WHAT TO WORK ON:
All of the data needs to be repeated exactly.

MATERIAL FOR THE TASK:
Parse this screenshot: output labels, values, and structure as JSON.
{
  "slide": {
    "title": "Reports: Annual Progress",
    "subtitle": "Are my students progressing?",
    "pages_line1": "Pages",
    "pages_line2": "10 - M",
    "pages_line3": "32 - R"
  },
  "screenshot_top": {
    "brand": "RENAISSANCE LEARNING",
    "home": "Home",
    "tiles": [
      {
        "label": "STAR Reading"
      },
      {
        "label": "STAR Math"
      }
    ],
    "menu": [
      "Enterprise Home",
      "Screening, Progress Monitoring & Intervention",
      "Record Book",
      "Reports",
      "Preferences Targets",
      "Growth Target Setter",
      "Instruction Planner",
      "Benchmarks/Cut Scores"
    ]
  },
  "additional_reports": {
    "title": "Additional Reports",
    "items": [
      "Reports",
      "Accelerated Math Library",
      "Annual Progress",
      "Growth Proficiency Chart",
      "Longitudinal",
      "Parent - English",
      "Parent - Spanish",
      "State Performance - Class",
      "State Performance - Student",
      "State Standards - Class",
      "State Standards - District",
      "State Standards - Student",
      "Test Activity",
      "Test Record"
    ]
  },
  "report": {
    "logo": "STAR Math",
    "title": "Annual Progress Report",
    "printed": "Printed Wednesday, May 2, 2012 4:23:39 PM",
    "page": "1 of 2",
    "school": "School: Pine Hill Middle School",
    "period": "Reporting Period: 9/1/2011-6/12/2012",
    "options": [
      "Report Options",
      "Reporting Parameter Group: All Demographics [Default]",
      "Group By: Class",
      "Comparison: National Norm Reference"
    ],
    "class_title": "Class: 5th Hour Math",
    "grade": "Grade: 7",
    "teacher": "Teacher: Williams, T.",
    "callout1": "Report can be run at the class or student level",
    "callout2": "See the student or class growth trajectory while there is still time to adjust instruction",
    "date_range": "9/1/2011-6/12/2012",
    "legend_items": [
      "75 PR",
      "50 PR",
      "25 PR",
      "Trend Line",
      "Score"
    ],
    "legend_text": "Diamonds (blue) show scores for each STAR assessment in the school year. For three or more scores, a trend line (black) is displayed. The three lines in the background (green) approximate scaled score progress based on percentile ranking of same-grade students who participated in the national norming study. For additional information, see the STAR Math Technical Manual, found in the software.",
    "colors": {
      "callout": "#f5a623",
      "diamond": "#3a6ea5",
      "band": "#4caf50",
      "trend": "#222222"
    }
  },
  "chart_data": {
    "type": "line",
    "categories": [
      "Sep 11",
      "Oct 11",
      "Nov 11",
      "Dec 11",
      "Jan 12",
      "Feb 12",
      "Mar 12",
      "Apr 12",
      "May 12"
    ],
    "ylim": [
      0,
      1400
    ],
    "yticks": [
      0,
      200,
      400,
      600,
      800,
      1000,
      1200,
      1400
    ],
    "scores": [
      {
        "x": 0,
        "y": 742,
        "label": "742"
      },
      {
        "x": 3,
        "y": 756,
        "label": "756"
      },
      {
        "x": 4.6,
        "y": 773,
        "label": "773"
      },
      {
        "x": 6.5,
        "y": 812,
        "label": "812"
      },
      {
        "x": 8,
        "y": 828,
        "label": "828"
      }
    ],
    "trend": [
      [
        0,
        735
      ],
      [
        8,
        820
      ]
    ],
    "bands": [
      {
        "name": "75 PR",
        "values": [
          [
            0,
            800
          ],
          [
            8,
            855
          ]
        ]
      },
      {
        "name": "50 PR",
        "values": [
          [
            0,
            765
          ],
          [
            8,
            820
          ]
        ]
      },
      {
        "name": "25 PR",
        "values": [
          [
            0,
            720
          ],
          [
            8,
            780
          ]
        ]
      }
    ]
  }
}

OUTPUT FOR THIS TASK:
Parse this screenshot: output labels, values, and structure as JSON.
{
  "slide": {
    "title": "Reports: Annual Progress",
    "subtitle": "Are my students progressing?",
    "pages_line1": "Pages",
    "pages_line2": "10 - M",
    "pages_line3": "32 - R"
  },
  "screenshot_top": {
    "brand": "RENAISSANCE LEARNING",
    "home": "Home",
    "tiles": [
      {
        "label": "STAR Reading"
      },
      {
        "label": "STAR Math"
      }
    ],
    "menu": [
      "Enterprise Home",
      "Screening, Progress Monitoring & Intervention",
      "Record Book",
      "Reports",
      "Preferences Targets",
      "Growth Target Setter",
      "Instruction Planner",
      "Benchmarks/Cut Scores"
    ]
  },
  "additional_reports": {
    "title": "Additional Reports",
    "items": [
      "Reports",
      "Accelerated Math Library",
      "Annual Progress",
      "Growth Proficiency Chart",
      "Longitudinal",
      "Parent - English",
      "Parent - Spanish",
      "State Performance - Class",
      "State Performance - Student",
      "State Standards - Class",
      "State Standards - District",
      "State Standards - Student",
      "Test Activity",
      "Test Record"
    ]
  },
  "report": {
    "logo": "STAR Math",
    "title": "Annual Progress Report",
    "printed": "Printed Wednesday, May 2, 2012 4:23:39 PM",
    "page": "1 of 2",
    "school": "School: Pine Hill Middle School",
    "period": "Reporting Period: 9/1/2011-6/12/2012",
    "options": [
      "Report Options",
      "Reporting Parameter Group: All Demographics [Default]",
      "Group By: Class",
      "Comparison: National Norm Reference"
    ],
    "class_title": "Class: 5th Hour Math",
    "grade": "Grade: 7",
    "teacher": "Teacher: Williams, T.",
    "callout1": "Report can be run at the class or student level",
    "callout2": "See the student or class growth trajectory while there is still time to adjust instruction",
    "date_range": "9/1/2011-6/12/2012",
    "legend_items": [
      "75 PR",
      "50 PR",
      "25 PR",
      "Trend Line",
      "Score"
    ],
    "legend_text": "Diamonds (blue) show scores for each STAR assessment in the school year. For three or more scores, a trend line (black) is displayed. The three lines in the background (green) approximate scaled score progress based on percentile ranking of same-grade students who participated in the national norming study. For additional information, see the STAR Math Technical Manual, found in the software.",
    "colors": {
      "callout": "#f5a623",
      "diamond": "#3a6ea5",
      "band": "#4caf50",
      "trend": "#222222"
    }
  },
  "chart_data": {
    "type": "line",
    "categories": [
      "Sep 11",
      "Oct 11",
      "Nov 11",
      "Dec 11",
      "Jan 12",
      "Feb 12",
      "Mar 12",
      "Apr 12",
      "May 12"
    ],
    "ylim": [
      0,
      1400
    ],
    "yticks": [
      0,
      200,
      400,
      600,
      800,
      1000,
      1200,
      1400
    ],
    "scores": [
      {
        "x": 0,
        "y": 742,
        "label": "742"
      },
      {
        "x": 3,
        "y": 756,
        "label": "756"
      },
      {
        "x": 4.6,
        "y": 773,
        "label": "773"
      },
      {
        "x": 6.5,
        "y": 812,
        "label": "812"
      },
      {
        "x": 8,
        "y": 828,
        "label": "828"
      }
    ],
    "trend": [
      [
        0,
        735
      ],
      [
        8,
        820
      ]
    ],
    "bands": [
      {
        "name": "75 PR",
        "values": [
          [
            0,
            800
          ],
          [
            8,
            855
          ]
        ]
      },
      {
        "name": "50 PR",
        "values": [
          [
            0,
            765
          ],
          [
            8,
            820
          ]
        ]
      },
      {
        "name": "25 PR",
        "values": [
          [
            0,
            720
          ],
          [
            8,
            780
          ]
        ]
      }
    ]
  }
}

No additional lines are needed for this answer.